• RECORDS FOR THIS EXERCISE:
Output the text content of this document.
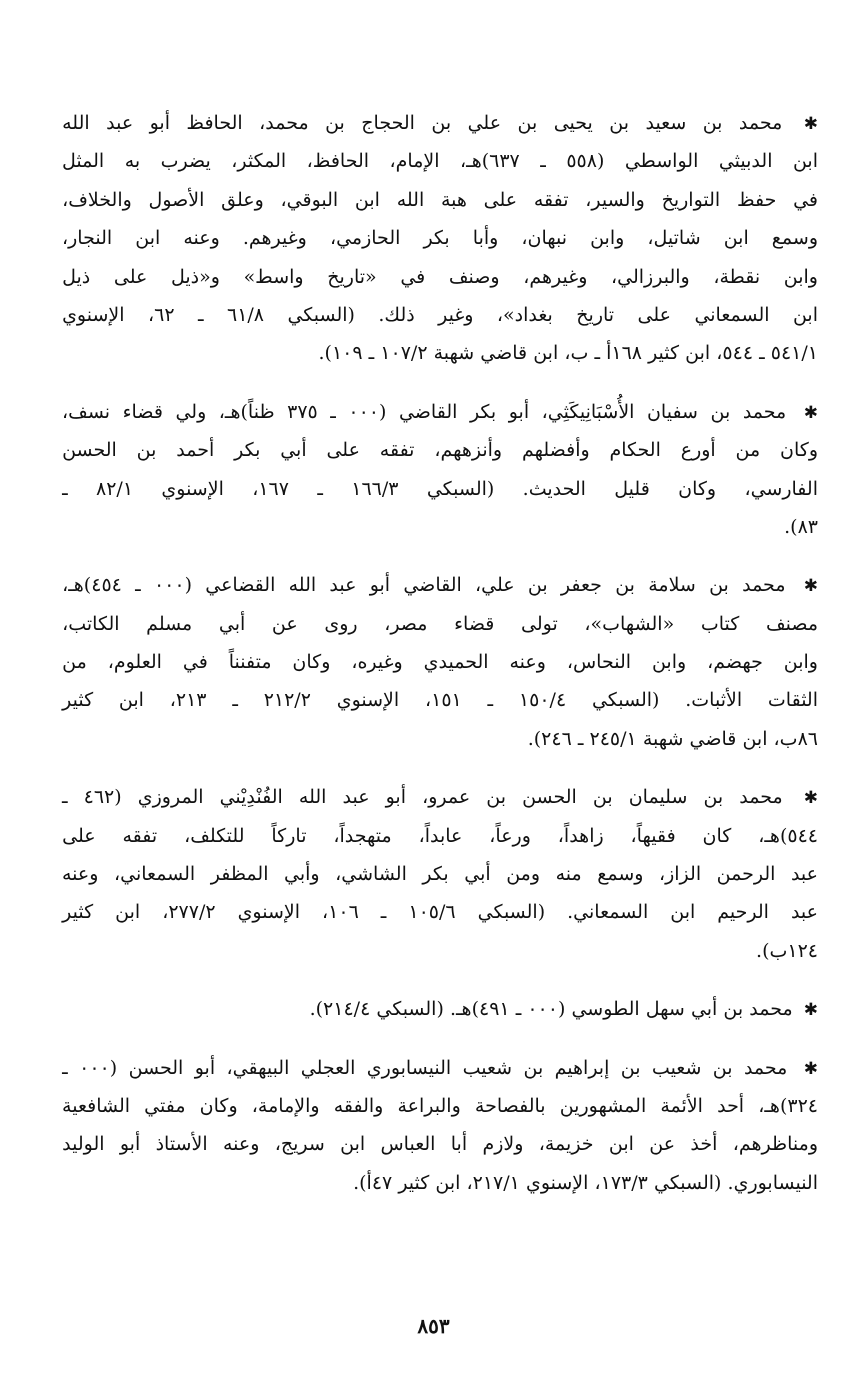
✱
محمد
بن
سعيد
بن
يحيى
بن
علي
بن
الحجاج
بن
محمد،
الحافظ
أبو
عبد
الله
ابن
الدبيثي
الواسطي
(٥٥٨
ـ
٦٣٧)هـ،
الإمام،
الحافظ،
المكثر،
يضرب
به
المثل
في
حفظ
التواريخ
والسير،
تفقه
على
هبة
الله
ابن
البوقي،
وعلق
الأصول
والخلاف،
وسمع
ابن
شاتيل،
وابن
نبهان،
وأبا
بكر
الحازمي،
وغيرهم.
وعنه
ابن
النجار،
وابن
نقطة،
والبرزالي،
وغيرهم،
وصنف
في
«تاريخ
واسط»
و«ذيل
على
ذيل
ابن
السمعاني
على
تاريخ
بغداد»،
وغير
ذلك.
(السبكي
٦١/٨
ـ
٦٢،
الإسنوي
٥٤١/١
ـ
٥٤٤،
ابن
كثير
١٦٨أ
ـ
ب،
ابن
قاضي
شهبة
١٠٧/٢
ـ
١٠٩).
✱
محمد
بن
سفيان
الأُسْبَانِيكَثِي،
أبو
بكر
القاضي
(٠٠٠
ـ
٣٧٥
ظناً)هـ،
ولي
قضاء
نسف،
وكان
من
أورع
الحكام
وأفضلهم
وأنزههم،
تفقه
على
أبي
بكر
أحمد
بن
الحسن
الفارسي،
وكان
قليل
الحديث.
(السبكي
١٦٦/٣
ـ
١٦٧،
الإسنوي
٨٢/١
ـ
٨٣).
✱
محمد
بن
سلامة
بن
جعفر
بن
علي،
القاضي
أبو
عبد
الله
القضاعي
(٠٠٠
ـ
٤٥٤)هـ،
مصنف
كتاب
«الشهاب»،
تولى
قضاء
مصر،
روى
عن
أبي
مسلم
الكاتب،
وابن
جهضم،
وابن
النحاس،
وعنه
الحميدي
وغيره،
وكان
متفنناً
في
العلوم،
من
الثقات
الأثبات.
(السبكي
١٥٠/٤
ـ
١٥١،
الإسنوي
٢١٢/٢
ـ
٢١٣،
ابن
كثير
٨٦ب،
ابن
قاضي
شهبة
٢٤٥/١
ـ
٢٤٦).
✱
محمد
بن
سليمان
بن
الحسن
بن
عمرو،
أبو
عبد
الله
الفُنْدِيْني
المروزي
(٤٦٢
ـ
٥٤٤)هـ،
كان
فقيهاً،
زاهداً،
ورعاً،
عابداً،
متهجداً،
تاركاً
للتكلف،
تفقه
على
عبد
الرحمن
الزاز،
وسمع
منه
ومن
أبي
بكر
الشاشي،
وأبي
المظفر
السمعاني،
وعنه
عبد
الرحيم
ابن
السمعاني.
(السبكي
١٠٥/٦
ـ
١٠٦،
الإسنوي
٢٧٧/٢،
ابن
كثير
١٢٤ب).
✱
محمد
بن
أبي
سهل
الطوسي
(٠٠٠
ـ
٤٩١)هـ.
(السبكي
٢١٤/٤).
✱
محمد
بن
شعيب
بن
إبراهيم
بن
شعيب
النيسابوري
العجلي
البيهقي،
أبو
الحسن
(٠٠٠
ـ
٣٢٤)هـ،
أحد
الأئمة
المشهورين
بالفصاحة
والبراعة
والفقه
والإمامة،
وكان
مفتي
الشافعية
ومناظرهم،
أخذ
عن
ابن
خزيمة،
ولازم
أبا
العباس
ابن
سريج،
وعنه
الأستاذ
أبو
الوليد
النيسابوري.
(السبكي
١٧٣/٣،
الإسنوي
٢١٧/١،
ابن
كثير
٤٧أ).
٨٥٣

• EXERCISE:
Each record must be quoted in full and exactly. Do not include the pictures.

• IN RESPONSE:
Output the text content of this document.
✱
محمد
بن
سعيد
بن
يحيى
بن
علي
بن
الحجاج
بن
محمد،
الحافظ
أبو
عبد
الله
ابن
الدبيثي
الواسطي
(٥٥٨
ـ
٦٣٧)هـ،
الإمام،
الحافظ،
المكثر،
يضرب
به
المثل
في
حفظ
التواريخ
والسير،
تفقه
على
هبة
الله
ابن
البوقي،
وعلق
الأصول
والخلاف،
وسمع
ابن
شاتيل،
وابن
نبهان،
وأبا
بكر
الحازمي،
وغيرهم.
وعنه
ابن
النجار،
وابن
نقطة،
والبرزالي،
وغيرهم،
وصنف
في
«تاريخ
واسط»
و«ذيل
على
ذيل
ابن
السمعاني
على
تاريخ
بغداد»،
وغير
ذلك.
(السبكي
٦١/٨
ـ
٦٢،
الإسنوي
٥٤١/١
ـ
٥٤٤،
ابن
كثير
١٦٨أ
ـ
ب،
ابن
قاضي
شهبة
١٠٧/٢
ـ
١٠٩).
✱
محمد
بن
سفيان
الأُسْبَانِيكَثِي،
أبو
بكر
القاضي
(٠٠٠
ـ
٣٧٥
ظناً)هـ،
ولي
قضاء
نسف،
وكان
من
أورع
الحكام
وأفضلهم
وأنزههم،
تفقه
على
أبي
بكر
أحمد
بن
الحسن
الفارسي،
وكان
قليل
الحديث.
(السبكي
١٦٦/٣
ـ
١٦٧،
الإسنوي
٨٢/١
ـ
٨٣).
✱
محمد
بن
سلامة
بن
جعفر
بن
علي،
القاضي
أبو
عبد
الله
القضاعي
(٠٠٠
ـ
٤٥٤)هـ،
مصنف
كتاب
«الشهاب»،
تولى
قضاء
مصر،
روى
عن
أبي
مسلم
الكاتب،
وابن
جهضم،
وابن
النحاس،
وعنه
الحميدي
وغيره،
وكان
متفنناً
في
العلوم،
من
الثقات
الأثبات.
(السبكي
١٥٠/٤
ـ
١٥١،
الإسنوي
٢١٢/٢
ـ
٢١٣،
ابن
كثير
٨٦ب،
ابن
قاضي
شهبة
٢٤٥/١
ـ
٢٤٦).
✱
محمد
بن
سليمان
بن
الحسن
بن
عمرو،
أبو
عبد
الله
الفُنْدِيْني
المروزي
(٤٦٢
ـ
٥٤٤)هـ،
كان
فقيهاً،
زاهداً،
ورعاً،
عابداً،
متهجداً،
تاركاً
للتكلف،
تفقه
على
عبد
الرحمن
الزاز،
وسمع
منه
ومن
أبي
بكر
الشاشي،
وأبي
المظفر
السمعاني،
وعنه
عبد
الرحيم
ابن
السمعاني.
(السبكي
١٠٥/٦
ـ
١٠٦،
الإسنوي
٢٧٧/٢،
ابن
كثير
١٢٤ب).
✱
محمد
بن
أبي
سهل
الطوسي
(٠٠٠
ـ
٤٩١)هـ.
(السبكي
٢١٤/٤).
✱
محمد
بن
شعيب
بن
إبراهيم
بن
شعيب
النيسابوري
العجلي
البيهقي،
أبو
الحسن
(٠٠٠
ـ
٣٢٤)هـ،
أحد
الأئمة
المشهورين
بالفصاحة
والبراعة
والفقه
والإمامة،
وكان
مفتي
الشافعية
ومناظرهم،
أخذ
عن
ابن
خزيمة،
ولازم
أبا
العباس
ابن
سريج،
وعنه
الأستاذ
أبو
الوليد
النيسابوري.
(السبكي
١٧٣/٣،
الإسنوي
٢١٧/١،
ابن
كثير
٤٧أ).
٨٥٣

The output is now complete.